Go through the listing and return every line with "need" in it.
— Begin THE INPUT —
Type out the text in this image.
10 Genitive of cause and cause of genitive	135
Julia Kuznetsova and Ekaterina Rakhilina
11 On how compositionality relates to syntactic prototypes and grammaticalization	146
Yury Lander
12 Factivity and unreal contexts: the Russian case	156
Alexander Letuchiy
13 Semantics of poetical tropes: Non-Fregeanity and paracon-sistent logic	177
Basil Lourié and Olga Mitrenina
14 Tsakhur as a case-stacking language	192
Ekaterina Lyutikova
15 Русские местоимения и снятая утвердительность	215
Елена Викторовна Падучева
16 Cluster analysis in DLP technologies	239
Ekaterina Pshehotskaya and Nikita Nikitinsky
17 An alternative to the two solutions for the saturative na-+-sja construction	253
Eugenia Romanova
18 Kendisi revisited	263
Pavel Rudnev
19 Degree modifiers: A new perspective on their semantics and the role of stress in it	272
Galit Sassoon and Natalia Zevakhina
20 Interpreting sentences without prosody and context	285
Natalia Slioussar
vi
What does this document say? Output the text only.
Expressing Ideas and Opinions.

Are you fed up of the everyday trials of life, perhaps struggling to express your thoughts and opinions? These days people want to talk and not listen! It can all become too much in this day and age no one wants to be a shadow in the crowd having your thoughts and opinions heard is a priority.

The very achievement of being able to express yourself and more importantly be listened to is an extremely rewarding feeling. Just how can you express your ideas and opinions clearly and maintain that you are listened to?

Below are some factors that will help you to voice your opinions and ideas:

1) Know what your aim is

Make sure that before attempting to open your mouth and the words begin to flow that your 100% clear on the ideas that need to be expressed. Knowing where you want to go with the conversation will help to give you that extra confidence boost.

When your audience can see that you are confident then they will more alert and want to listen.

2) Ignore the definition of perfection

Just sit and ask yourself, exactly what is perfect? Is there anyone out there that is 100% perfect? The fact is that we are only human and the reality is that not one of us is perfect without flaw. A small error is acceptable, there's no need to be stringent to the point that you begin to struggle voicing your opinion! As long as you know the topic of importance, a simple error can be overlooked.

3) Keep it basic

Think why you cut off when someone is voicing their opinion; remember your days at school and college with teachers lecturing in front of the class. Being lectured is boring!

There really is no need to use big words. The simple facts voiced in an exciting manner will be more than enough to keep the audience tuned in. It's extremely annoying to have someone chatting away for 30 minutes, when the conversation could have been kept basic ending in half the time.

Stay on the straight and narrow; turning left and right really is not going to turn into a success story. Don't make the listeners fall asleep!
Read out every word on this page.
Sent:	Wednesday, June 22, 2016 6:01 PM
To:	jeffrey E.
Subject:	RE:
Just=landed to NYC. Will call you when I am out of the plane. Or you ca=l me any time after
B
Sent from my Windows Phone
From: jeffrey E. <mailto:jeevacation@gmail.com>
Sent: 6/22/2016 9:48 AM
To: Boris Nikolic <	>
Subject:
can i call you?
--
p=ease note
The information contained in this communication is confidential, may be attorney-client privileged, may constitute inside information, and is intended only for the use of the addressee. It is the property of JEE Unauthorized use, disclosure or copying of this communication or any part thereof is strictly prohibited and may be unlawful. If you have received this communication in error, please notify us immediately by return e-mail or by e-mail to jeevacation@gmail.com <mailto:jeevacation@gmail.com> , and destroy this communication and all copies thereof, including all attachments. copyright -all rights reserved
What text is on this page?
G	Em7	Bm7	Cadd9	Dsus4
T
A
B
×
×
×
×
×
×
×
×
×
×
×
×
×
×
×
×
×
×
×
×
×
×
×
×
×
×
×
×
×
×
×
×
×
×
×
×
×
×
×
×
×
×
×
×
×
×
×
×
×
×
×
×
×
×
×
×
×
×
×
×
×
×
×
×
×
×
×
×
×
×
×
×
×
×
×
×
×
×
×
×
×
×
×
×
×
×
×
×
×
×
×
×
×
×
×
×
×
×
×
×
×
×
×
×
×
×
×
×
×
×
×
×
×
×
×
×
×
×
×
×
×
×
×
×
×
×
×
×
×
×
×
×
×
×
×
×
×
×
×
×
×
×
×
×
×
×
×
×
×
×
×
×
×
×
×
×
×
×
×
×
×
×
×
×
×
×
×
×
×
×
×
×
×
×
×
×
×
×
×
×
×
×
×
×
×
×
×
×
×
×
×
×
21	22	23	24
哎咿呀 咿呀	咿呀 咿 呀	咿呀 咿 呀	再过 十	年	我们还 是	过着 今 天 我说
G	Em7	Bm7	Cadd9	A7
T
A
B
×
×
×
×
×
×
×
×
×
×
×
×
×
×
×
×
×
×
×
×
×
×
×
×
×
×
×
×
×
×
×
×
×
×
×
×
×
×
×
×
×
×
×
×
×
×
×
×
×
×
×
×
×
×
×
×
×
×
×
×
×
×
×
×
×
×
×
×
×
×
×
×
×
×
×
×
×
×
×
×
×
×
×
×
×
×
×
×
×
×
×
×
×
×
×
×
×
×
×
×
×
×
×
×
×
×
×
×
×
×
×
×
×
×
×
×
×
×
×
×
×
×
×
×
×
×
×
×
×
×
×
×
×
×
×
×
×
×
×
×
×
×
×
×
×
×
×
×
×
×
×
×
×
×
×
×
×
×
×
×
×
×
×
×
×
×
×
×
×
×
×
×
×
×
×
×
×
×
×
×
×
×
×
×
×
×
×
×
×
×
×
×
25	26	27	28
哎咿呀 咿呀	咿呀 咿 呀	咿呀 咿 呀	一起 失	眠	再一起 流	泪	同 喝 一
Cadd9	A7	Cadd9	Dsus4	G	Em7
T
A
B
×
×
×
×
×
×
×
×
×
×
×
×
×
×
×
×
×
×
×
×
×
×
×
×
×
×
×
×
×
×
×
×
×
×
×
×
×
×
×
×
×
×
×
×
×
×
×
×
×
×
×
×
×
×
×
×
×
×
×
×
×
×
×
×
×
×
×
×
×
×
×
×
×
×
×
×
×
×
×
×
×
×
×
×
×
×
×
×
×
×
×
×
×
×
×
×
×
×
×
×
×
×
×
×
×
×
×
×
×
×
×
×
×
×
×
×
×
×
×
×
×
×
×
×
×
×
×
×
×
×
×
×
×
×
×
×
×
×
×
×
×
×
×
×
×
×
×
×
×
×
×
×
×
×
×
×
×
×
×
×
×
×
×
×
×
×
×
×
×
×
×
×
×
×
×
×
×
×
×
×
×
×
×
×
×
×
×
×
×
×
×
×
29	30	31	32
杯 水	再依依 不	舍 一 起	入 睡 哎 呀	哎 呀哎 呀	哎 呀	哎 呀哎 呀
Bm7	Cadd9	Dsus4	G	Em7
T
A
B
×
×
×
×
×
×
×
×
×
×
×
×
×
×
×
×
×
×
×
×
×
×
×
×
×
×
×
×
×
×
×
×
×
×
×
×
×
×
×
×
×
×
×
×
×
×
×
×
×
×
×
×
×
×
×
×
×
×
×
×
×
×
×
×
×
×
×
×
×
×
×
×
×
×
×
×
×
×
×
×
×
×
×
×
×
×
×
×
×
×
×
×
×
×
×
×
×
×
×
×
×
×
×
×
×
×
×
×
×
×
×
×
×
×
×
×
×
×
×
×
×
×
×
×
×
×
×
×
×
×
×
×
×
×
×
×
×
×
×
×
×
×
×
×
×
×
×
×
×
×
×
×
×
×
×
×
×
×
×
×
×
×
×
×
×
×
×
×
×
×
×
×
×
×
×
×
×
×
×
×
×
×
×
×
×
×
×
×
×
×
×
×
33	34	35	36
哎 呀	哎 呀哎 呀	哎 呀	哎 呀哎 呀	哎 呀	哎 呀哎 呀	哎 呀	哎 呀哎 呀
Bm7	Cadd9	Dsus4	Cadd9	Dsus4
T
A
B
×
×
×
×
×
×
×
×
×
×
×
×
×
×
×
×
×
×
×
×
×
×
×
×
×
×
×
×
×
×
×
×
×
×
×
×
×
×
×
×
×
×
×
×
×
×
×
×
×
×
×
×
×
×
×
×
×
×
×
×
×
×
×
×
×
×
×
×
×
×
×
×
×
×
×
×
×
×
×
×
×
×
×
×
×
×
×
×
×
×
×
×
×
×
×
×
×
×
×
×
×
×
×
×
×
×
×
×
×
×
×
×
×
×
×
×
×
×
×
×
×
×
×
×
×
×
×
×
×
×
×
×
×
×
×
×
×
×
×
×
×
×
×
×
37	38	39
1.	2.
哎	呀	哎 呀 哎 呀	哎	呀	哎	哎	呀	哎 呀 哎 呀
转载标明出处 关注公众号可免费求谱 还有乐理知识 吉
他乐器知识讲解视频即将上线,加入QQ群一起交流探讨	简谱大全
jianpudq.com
— End THE INPUT —
▸ **FINISHED EXERCISE**
Make sure that before attempting to open your mouth and the words begin to flow that your 100% clear on the ideas that need to be expressed. Knowing where you want to go with the conversation will help to give you that extra confidence boost.
Just sit and ask yourself, exactly what is perfect? Is there anyone out there that is 100% perfect? The fact is that we are only human and the reality is that not one of us is perfect without flaw. A small error is acceptable, there's no need to be stringent to the point that you begin to struggle voicing your opinion! As long as you know the topic of importance, a simple error can be overlooked.
There really is no need to use big words. The simple facts voiced in an exciting manner will be more than enough to keep the audience tuned in. It's extremely annoying to have someone chatting away for 30 minutes, when the conversation could have been kept basic ending in half the time.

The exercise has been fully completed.